-------- Data listing

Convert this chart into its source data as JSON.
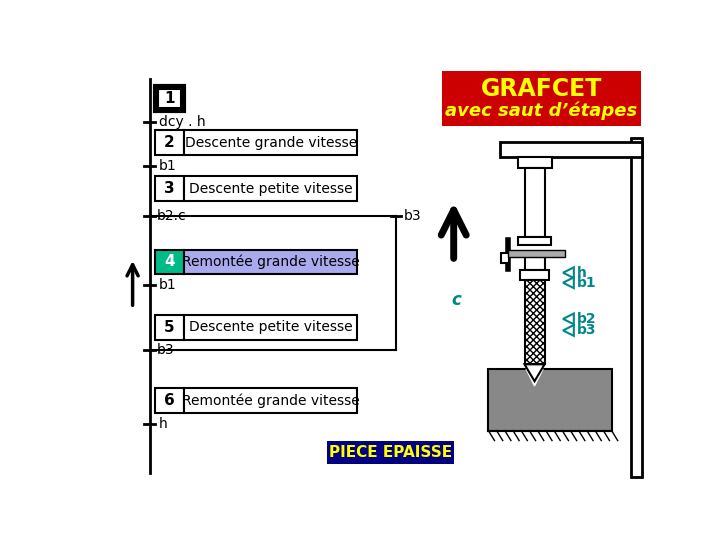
{
  "title": "GRAFCET",
  "subtitle": "avec saut d’étapes",
  "title_bg": "#cc0000",
  "title_fg": "#ffff00",
  "piece_label": "PIECE EPAISSE",
  "piece_bg": "#000080",
  "piece_fg": "#ffff00",
  "step4_num_bg": "#00bb88",
  "step4_action_bg": "#aaaaee",
  "sensor_color": "#008888",
  "c_color": "#008888",
  "bg_color": "#ffffff"
}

----------------

• _To do_
Leave out the pictures and copy the rest of the material above exactly.

• _Task solution_
Convert this chart into its source data as JSON.
{
  "title": "GRAFCET",
  "subtitle": "avec saut d’étapes",
  "title_bg": "#cc0000",
  "title_fg": "#ffff00",
  "piece_label": "PIECE EPAISSE",
  "piece_bg": "#000080",
  "piece_fg": "#ffff00",
  "step4_num_bg": "#00bb88",
  "step4_action_bg": "#aaaaee",
  "sensor_color": "#008888",
  "c_color": "#008888",
  "bg_color": "#ffffff"
}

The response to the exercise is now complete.